_Aim of the task:_
Copy every line of the data in which the word "None" occurs.
[START OF Data in this exercise]
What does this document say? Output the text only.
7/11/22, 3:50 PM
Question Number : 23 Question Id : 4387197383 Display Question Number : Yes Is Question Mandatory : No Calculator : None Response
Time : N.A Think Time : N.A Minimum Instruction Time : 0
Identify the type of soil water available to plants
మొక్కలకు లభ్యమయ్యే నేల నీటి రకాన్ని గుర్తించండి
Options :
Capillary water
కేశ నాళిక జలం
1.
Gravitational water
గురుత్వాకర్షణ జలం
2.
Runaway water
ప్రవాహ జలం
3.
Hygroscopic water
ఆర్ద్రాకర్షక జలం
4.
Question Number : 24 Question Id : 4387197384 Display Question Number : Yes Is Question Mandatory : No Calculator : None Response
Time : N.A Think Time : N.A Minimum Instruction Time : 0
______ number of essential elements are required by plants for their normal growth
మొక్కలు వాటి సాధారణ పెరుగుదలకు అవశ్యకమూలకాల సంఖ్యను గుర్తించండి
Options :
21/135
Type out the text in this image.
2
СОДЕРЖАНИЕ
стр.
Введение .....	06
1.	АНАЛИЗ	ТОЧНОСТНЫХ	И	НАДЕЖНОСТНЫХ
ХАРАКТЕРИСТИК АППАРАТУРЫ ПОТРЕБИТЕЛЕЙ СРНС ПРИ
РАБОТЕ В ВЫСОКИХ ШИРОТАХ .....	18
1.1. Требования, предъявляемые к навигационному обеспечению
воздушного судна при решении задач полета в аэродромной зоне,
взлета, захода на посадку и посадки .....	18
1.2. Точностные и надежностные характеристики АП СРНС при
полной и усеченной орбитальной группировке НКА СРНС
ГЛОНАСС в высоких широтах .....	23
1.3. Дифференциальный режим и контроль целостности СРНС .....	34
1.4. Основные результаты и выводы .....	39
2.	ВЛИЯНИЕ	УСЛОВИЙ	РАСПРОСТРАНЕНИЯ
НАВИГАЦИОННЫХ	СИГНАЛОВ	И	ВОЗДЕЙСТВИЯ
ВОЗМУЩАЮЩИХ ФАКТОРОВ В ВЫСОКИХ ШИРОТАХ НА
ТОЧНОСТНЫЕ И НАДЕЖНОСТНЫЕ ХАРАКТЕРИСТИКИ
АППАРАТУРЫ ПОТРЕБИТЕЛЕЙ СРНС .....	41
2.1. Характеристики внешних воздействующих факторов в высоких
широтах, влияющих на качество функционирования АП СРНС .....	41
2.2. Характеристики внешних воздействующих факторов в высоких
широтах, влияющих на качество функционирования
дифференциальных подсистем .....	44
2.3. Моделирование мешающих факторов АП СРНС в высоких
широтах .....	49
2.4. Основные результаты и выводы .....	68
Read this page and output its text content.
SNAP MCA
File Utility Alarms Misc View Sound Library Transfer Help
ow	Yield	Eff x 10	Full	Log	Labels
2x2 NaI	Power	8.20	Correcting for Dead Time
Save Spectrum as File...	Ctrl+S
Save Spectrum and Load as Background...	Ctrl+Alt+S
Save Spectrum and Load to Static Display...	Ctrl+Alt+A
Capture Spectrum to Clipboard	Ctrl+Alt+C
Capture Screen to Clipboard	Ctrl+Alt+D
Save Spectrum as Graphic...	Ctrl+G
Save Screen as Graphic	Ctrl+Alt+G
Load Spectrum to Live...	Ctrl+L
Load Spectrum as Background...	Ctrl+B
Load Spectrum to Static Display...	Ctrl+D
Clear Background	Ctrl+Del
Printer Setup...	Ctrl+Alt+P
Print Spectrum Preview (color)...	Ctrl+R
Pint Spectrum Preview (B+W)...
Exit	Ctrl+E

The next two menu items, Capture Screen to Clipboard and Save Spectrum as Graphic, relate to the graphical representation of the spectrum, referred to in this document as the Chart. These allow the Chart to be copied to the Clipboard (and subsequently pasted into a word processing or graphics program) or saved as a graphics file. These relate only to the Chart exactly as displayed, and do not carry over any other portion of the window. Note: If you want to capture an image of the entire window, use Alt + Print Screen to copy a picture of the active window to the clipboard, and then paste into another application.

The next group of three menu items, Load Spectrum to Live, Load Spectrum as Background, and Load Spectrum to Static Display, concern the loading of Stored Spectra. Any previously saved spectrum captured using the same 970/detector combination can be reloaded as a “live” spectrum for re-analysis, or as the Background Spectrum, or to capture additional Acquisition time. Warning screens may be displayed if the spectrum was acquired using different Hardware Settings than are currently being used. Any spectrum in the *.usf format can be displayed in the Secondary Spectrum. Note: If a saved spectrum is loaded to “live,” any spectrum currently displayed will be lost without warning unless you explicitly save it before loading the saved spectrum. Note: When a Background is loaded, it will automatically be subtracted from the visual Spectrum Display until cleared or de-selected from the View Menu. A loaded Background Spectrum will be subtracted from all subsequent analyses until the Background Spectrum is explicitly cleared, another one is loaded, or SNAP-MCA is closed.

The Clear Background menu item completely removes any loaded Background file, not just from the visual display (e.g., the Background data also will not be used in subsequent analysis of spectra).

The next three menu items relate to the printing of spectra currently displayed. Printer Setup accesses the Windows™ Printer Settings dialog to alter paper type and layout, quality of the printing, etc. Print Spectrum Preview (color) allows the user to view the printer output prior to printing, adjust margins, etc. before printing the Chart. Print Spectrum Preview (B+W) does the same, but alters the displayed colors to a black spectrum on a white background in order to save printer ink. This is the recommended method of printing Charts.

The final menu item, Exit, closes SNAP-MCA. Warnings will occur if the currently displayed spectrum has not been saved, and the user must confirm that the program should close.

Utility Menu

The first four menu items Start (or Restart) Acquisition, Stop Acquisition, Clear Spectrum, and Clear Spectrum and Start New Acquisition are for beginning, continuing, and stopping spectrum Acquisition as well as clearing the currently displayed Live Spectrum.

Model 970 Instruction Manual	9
[END OF Data in this exercise]
_Correct answer:_
Question Number : 23 Question Id : 4387197383 Display Question Number : Yes Is Question Mandatory : No Calculator : None Response
Question Number : 24 Question Id : 4387197384 Display Question Number : Yes Is Question Mandatory : No Calculator : None Response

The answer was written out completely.